Challenge
Without the pictures, reproduce the records that follow exactly.

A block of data

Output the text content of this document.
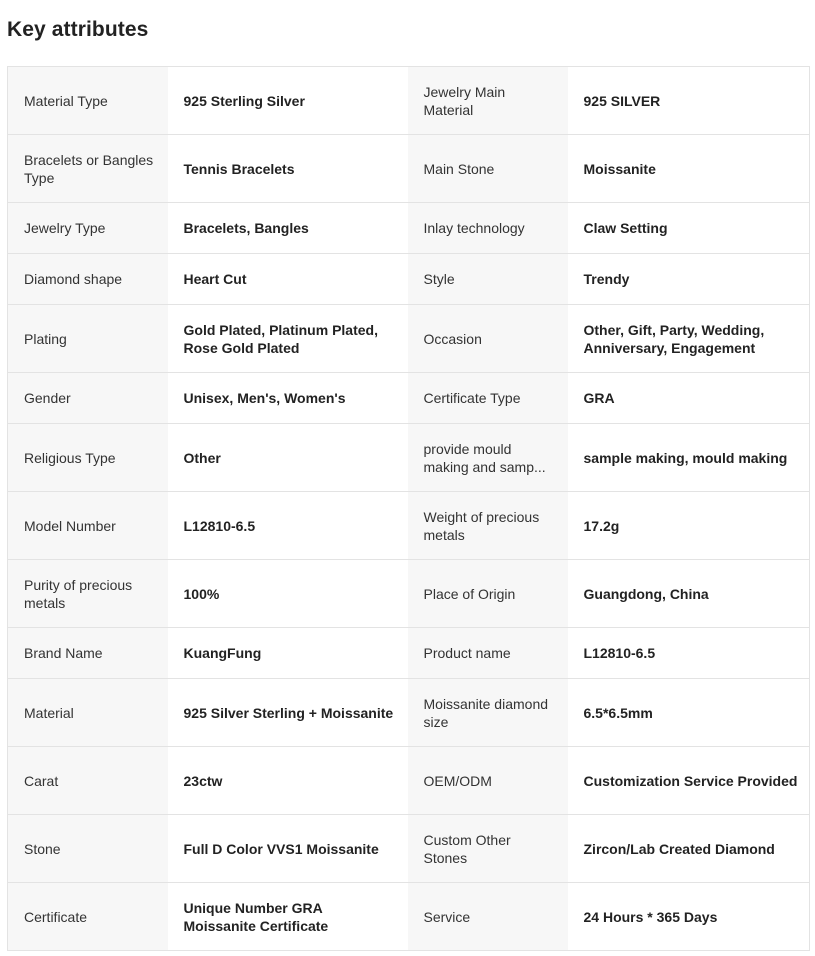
Key attributes
Material Type	925 Sterling Silver	Jewelry Main Material	925 SILVER
Bracelets or Bangles Type	Tennis Bracelets	Main Stone	Moissanite
Jewelry Type	Bracelets, Bangles	Inlay technology	Claw Setting
Diamond shape	Heart Cut	Style	Trendy
Plating	Gold Plated, Platinum Plated, Rose Gold Plated	Occasion	Other, Gift, Party, Wedding, Anniversary, Engagement
Gender	Unisex, Men's, Women's	Certificate Type	GRA

Religious Type	Other	provide mould making and samp...	sample making, mould making
Model Number	L12810-6.5	Weight of precious metals	17.2g
Purity of precious metals	100%	Place of Origin	Guangdong, China
Brand Name	KuangFung	Product name	L12810-6.5
Material	925 Silver Sterling + Moissanite	Moissanite diamond size	6.5*6.5mm
Carat	23ctw	OEM/ODM	Customization Service Provided
Stone	Full D Color VVS1 Moissanite	Custom Other Stones	Zircon/Lab Created Diamond
Certificate	Unique Number GRA Moissanite Certificate	Service	24 Hours * 365 Days
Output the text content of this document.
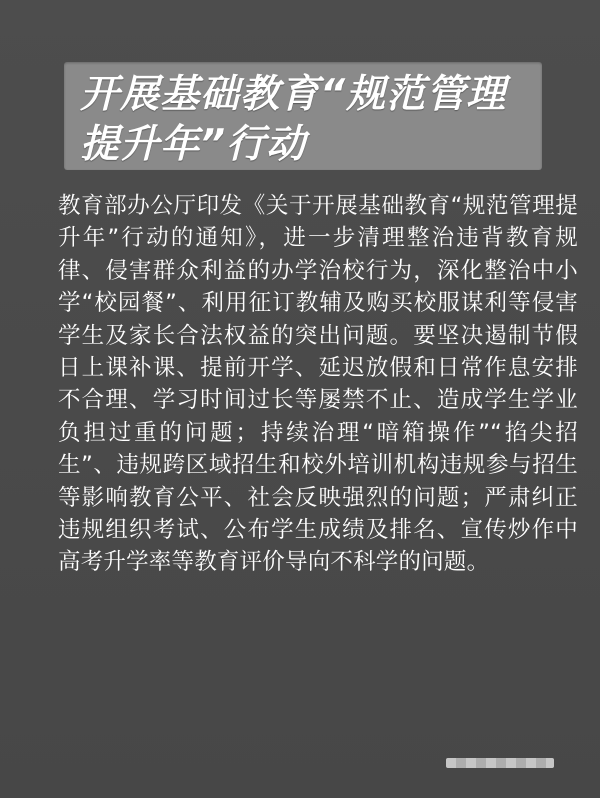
开展基础教育“规范管理提升年”行动

教育部办公厅印发《关于开展基础教育“规范管理提升年”行动的通知》，进一步清理整治违背教育规律、侵害群众利益的办学治校行为，深化整治中小学“校园餐”、利用征订教辅及购买校服谋利等侵害学生及家长合法权益的突出问题。要坚决遏制节假日上课补课、提前开学、延迟放假和日常作息安排不合理、学习时间过长等屡禁不止、造成学生学业负担过重的问题；持续治理“暗箱操作”“掐尖招生”、违规跨区域招生和校外培训机构违规参与招生等影响教育公平、社会反映强烈的问题；严肃纠正违规组织考试、公布学生成绩及排名、宣传炒作中高考升学率等教育评价导向不科学的问题。
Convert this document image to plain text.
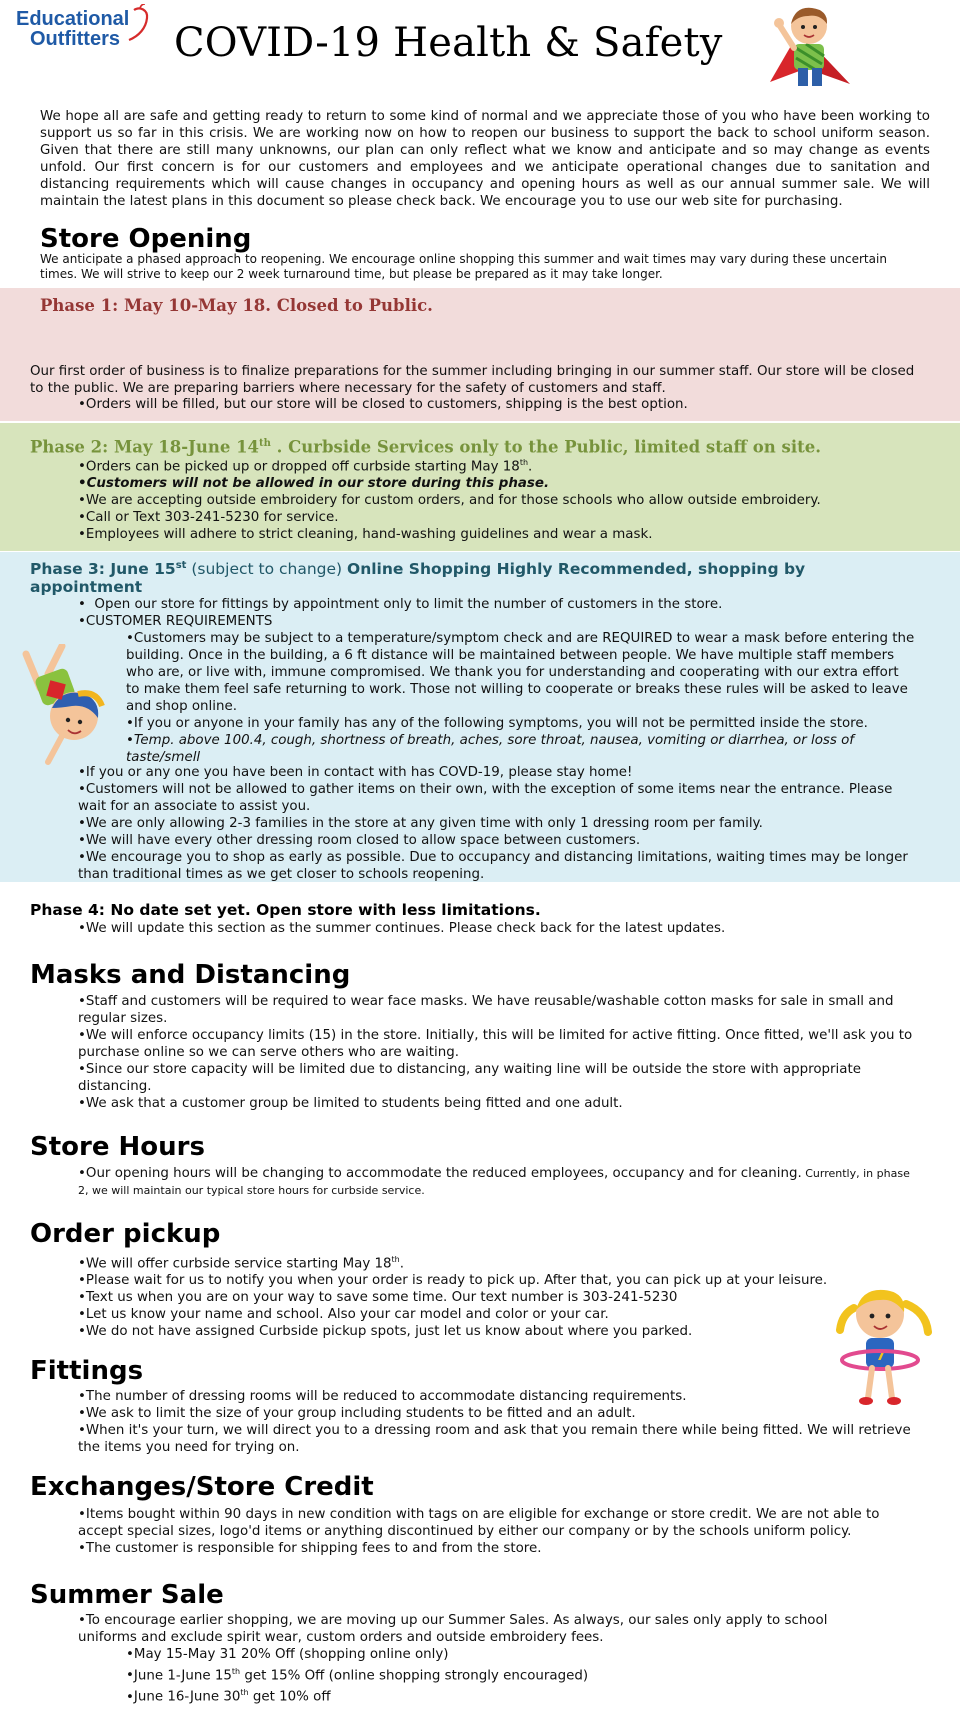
Educational
Outfitters COVID-19 Health & Safety

We hope all are safe and getting ready to return to some kind of normal and we appreciate those of you who have been working to support us so far in this crisis. We are working now on how to reopen our business to support the back to school uniform season. Given that there are still many unknowns, our plan can only reflect what we know and anticipate and so may change as events unfold. Our first concern is for our customers and employees and we anticipate operational changes due to sanitation and distancing requirements which will cause changes in occupancy and opening hours as well as our annual summer sale. We will maintain the latest plans in this document so please check back. We encourage you to use our web site for purchasing.

Store Opening

We anticipate a phased approach to reopening. We encourage online shopping this summer and wait times may vary during these uncertain times. We will strive to keep our 2 week turnaround time, but please be prepared as it may take longer.

Phase 1: May 10-May 18. Closed to Public.

Our first order of business is to finalize preparations for the summer including bringing in our summer staff. Our store will be closed to the public. We are preparing barriers where necessary for the safety of customers and staff.

• Orders will be filled, but our store will be closed to customers, shipping is the best option.
Phase 2: May 18-June 14th . Curbside Services only to the Public, limited staff on site.
• Orders can be picked up or dropped off curbside starting May 18th.
• Customers will not be allowed in our store during this phase.
• We are accepting outside embroidery for custom orders, and for those schools who allow outside embroidery.
• Call or Text 303-241-5230 for service.
• Employees will adhere to strict cleaning, hand-washing guidelines and wear a mask.
Phase 3: June 15st (subject to change) Online Shopping Highly Recommended, shopping by appointment
•  Open our store for fittings by appointment only to limit the number of customers in the store.
• CUSTOMER REQUIREMENTS
• Customers may be subject to a temperature/symptom check and are REQUIRED to wear a mask before entering the building. Once in the building, a 6 ft distance will be maintained between people. We have multiple staff members who are, or live with, immune compromised. We thank you for understanding and cooperating with our extra effort to make them feel safe returning to work. Those not willing to cooperate or breaks these rules will be asked to leave and shop online.
• If you or anyone in your family has any of the following symptoms, you will not be permitted inside the store.
• Temp. above 100.4, cough, shortness of breath, aches, sore throat, nausea, vomiting or diarrhea, or loss of taste/smell
• If you or any one you have been in contact with has COVD-19, please stay home!
• Customers will not be allowed to gather items on their own, with the exception of some items near the entrance. Please wait for an associate to assist you.
• We are only allowing 2-3 families in the store at any given time with only 1 dressing room per family.
• We will have every other dressing room closed to allow space between customers.
• We encourage you to shop as early as possible. Due to occupancy and distancing limitations, waiting times may be longer than traditional times as we get closer to schools reopening.
Phase 4: No date set yet. Open store with less limitations.
• We will update this section as the summer continues. Please check back for the latest updates.
Masks and Distancing
• Staff and customers will be required to wear face masks. We have reusable/washable cotton masks for sale in small and regular sizes.
• We will enforce occupancy limits (15) in the store. Initially, this will be limited for active fitting. Once fitted, we'll ask you to purchase online so we can serve others who are waiting.
• Since our store capacity will be limited due to distancing, any waiting line will be outside the store with appropriate distancing.
• We ask that a customer group be limited to students being fitted and one adult.
Store Hours
• Our opening hours will be changing to accommodate the reduced employees, occupancy and for cleaning. Currently, in phase 2, we will maintain our typical store hours for curbside service.
Order pickup
• We will offer curbside service starting May 18th.
• Please wait for us to notify you when your order is ready to pick up. After that, you can pick up at your leisure.
• Text us when you are on your way to save some time. Our text number is 303-241-5230
• Let us know your name and school. Also your car model and color or your car.
• We do not have assigned Curbside pickup spots, just let us know about where you parked.
7
Fittings
• The number of dressing rooms will be reduced to accommodate distancing requirements.
• We ask to limit the size of your group including students to be fitted and an adult.
• When it's your turn, we will direct you to a dressing room and ask that you remain there while being fitted. We will retrieve the items you need for trying on.
Exchanges/Store Credit
• Items bought within 90 days in new condition with tags on are eligible for exchange or store credit. We are not able to accept special sizes, logo'd items or anything discontinued by either our company or by the schools uniform policy.
• The customer is responsible for shipping fees to and from the store.
Summer Sale
• To encourage earlier shopping, we are moving up our Summer Sales. As always, our sales only apply to school uniforms and exclude spirit wear, custom orders and outside embroidery fees.
• May 15-May 31 20% Off (shopping online only)
• June 1-June 15th get 15% Off (online shopping strongly encouraged)
• June 16-June 30th get 10% off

Exercise response
Output the text content of this document.
Key attributes
Material Type	925 Sterling Silver	Jewelry Main Material	925 SILVER
Bracelets or Bangles Type	Tennis Bracelets	Main Stone	Moissanite
Jewelry Type	Bracelets, Bangles	Inlay technology	Claw Setting
Diamond shape	Heart Cut	Style	Trendy
Plating	Gold Plated, Platinum Plated, Rose Gold Plated	Occasion	Other, Gift, Party, Wedding, Anniversary, Engagement
Gender	Unisex, Men's, Women's	Certificate Type	GRA

Religious Type	Other	provide mould making and samp...	sample making, mould making
Model Number	L12810-6.5	Weight of precious metals	17.2g
Purity of precious metals	100%	Place of Origin	Guangdong, China
Brand Name	KuangFung	Product name	L12810-6.5
Material	925 Silver Sterling + Moissanite	Moissanite diamond size	6.5*6.5mm
Carat	23ctw	OEM/ODM	Customization Service Provided
Stone	Full D Color VVS1 Moissanite	Custom Other Stones	Zircon/Lab Created Diamond
Certificate	Unique Number GRA Moissanite Certificate	Service	24 Hours * 365 Days
Output the text content of this document.
开展基础教育“规范管理提升年”行动

教育部办公厅印发《关于开展基础教育“规范管理提升年”行动的通知》，进一步清理整治违背教育规律、侵害群众利益的办学治校行为，深化整治中小学“校园餐”、利用征订教辅及购买校服谋利等侵害学生及家长合法权益的突出问题。要坚决遏制节假日上课补课、提前开学、延迟放假和日常作息安排不合理、学习时间过长等屡禁不止、造成学生学业负担过重的问题；持续治理“暗箱操作”“掐尖招生”、违规跨区域招生和校外培训机构违规参与招生等影响教育公平、社会反映强烈的问题；严肃纠正违规组织考试、公布学生成绩及排名、宣传炒作中高考升学率等教育评价导向不科学的问题。
Convert this document image to plain text.
Educational
Outfitters COVID-19 Health & Safety

We hope all are safe and getting ready to return to some kind of normal and we appreciate those of you who have been working to support us so far in this crisis. We are working now on how to reopen our business to support the back to school uniform season. Given that there are still many unknowns, our plan can only reflect what we know and anticipate and so may change as events unfold. Our first concern is for our customers and employees and we anticipate operational changes due to sanitation and distancing requirements which will cause changes in occupancy and opening hours as well as our annual summer sale. We will maintain the latest plans in this document so please check back. We encourage you to use our web site for purchasing.

Store Opening

We anticipate a phased approach to reopening. We encourage online shopping this summer and wait times may vary during these uncertain times. We will strive to keep our 2 week turnaround time, but please be prepared as it may take longer.

Phase 1: May 10-May 18. Closed to Public.

Our first order of business is to finalize preparations for the summer including bringing in our summer staff. Our store will be closed to the public. We are preparing barriers where necessary for the safety of customers and staff.

• Orders will be filled, but our store will be closed to customers, shipping is the best option.
Phase 2: May 18-June 14th . Curbside Services only to the Public, limited staff on site.
• Orders can be picked up or dropped off curbside starting May 18th.
• Customers will not be allowed in our store during this phase.
• We are accepting outside embroidery for custom orders, and for those schools who allow outside embroidery.
• Call or Text 303-241-5230 for service.
• Employees will adhere to strict cleaning, hand-washing guidelines and wear a mask.
Phase 3: June 15st (subject to change) Online Shopping Highly Recommended, shopping by appointment
•  Open our store for fittings by appointment only to limit the number of customers in the store.
• CUSTOMER REQUIREMENTS
• Customers may be subject to a temperature/symptom check and are REQUIRED to wear a mask before entering the building. Once in the building, a 6 ft distance will be maintained between people. We have multiple staff members who are, or live with, immune compromised. We thank you for understanding and cooperating with our extra effort to make them feel safe returning to work. Those not willing to cooperate or breaks these rules will be asked to leave and shop online.
• If you or anyone in your family has any of the following symptoms, you will not be permitted inside the store.
• Temp. above 100.4, cough, shortness of breath, aches, sore throat, nausea, vomiting or diarrhea, or loss of taste/smell
• If you or any one you have been in contact with has COVD-19, please stay home!
• Customers will not be allowed to gather items on their own, with the exception of some items near the entrance. Please wait for an associate to assist you.
• We are only allowing 2-3 families in the store at any given time with only 1 dressing room per family.
• We will have every other dressing room closed to allow space between customers.
• We encourage you to shop as early as possible. Due to occupancy and distancing limitations, waiting times may be longer than traditional times as we get closer to schools reopening.
Phase 4: No date set yet. Open store with less limitations.
• We will update this section as the summer continues. Please check back for the latest updates.
Masks and Distancing
• Staff and customers will be required to wear face masks. We have reusable/washable cotton masks for sale in small and regular sizes.
• We will enforce occupancy limits (15) in the store. Initially, this will be limited for active fitting. Once fitted, we'll ask you to purchase online so we can serve others who are waiting.
• Since our store capacity will be limited due to distancing, any waiting line will be outside the store with appropriate distancing.
• We ask that a customer group be limited to students being fitted and one adult.
Store Hours
• Our opening hours will be changing to accommodate the reduced employees, occupancy and for cleaning. Currently, in phase 2, we will maintain our typical store hours for curbside service.
Order pickup
• We will offer curbside service starting May 18th.
• Please wait for us to notify you when your order is ready to pick up. After that, you can pick up at your leisure.
• Text us when you are on your way to save some time. Our text number is 303-241-5230
• Let us know your name and school. Also your car model and color or your car.
• We do not have assigned Curbside pickup spots, just let us know about where you parked.
7
Fittings
• The number of dressing rooms will be reduced to accommodate distancing requirements.
• We ask to limit the size of your group including students to be fitted and an adult.
• When it's your turn, we will direct you to a dressing room and ask that you remain there while being fitted. We will retrieve the items you need for trying on.
Exchanges/Store Credit
• Items bought within 90 days in new condition with tags on are eligible for exchange or store credit. We are not able to accept special sizes, logo'd items or anything discontinued by either our company or by the schools uniform policy.
• The customer is responsible for shipping fees to and from the store.
Summer Sale
• To encourage earlier shopping, we are moving up our Summer Sales. As always, our sales only apply to school uniforms and exclude spirit wear, custom orders and outside embroidery fees.
• May 15-May 31 20% Off (shopping online only)
• June 1-June 15th get 15% Off (online shopping strongly encouraged)
• June 16-June 30th get 10% off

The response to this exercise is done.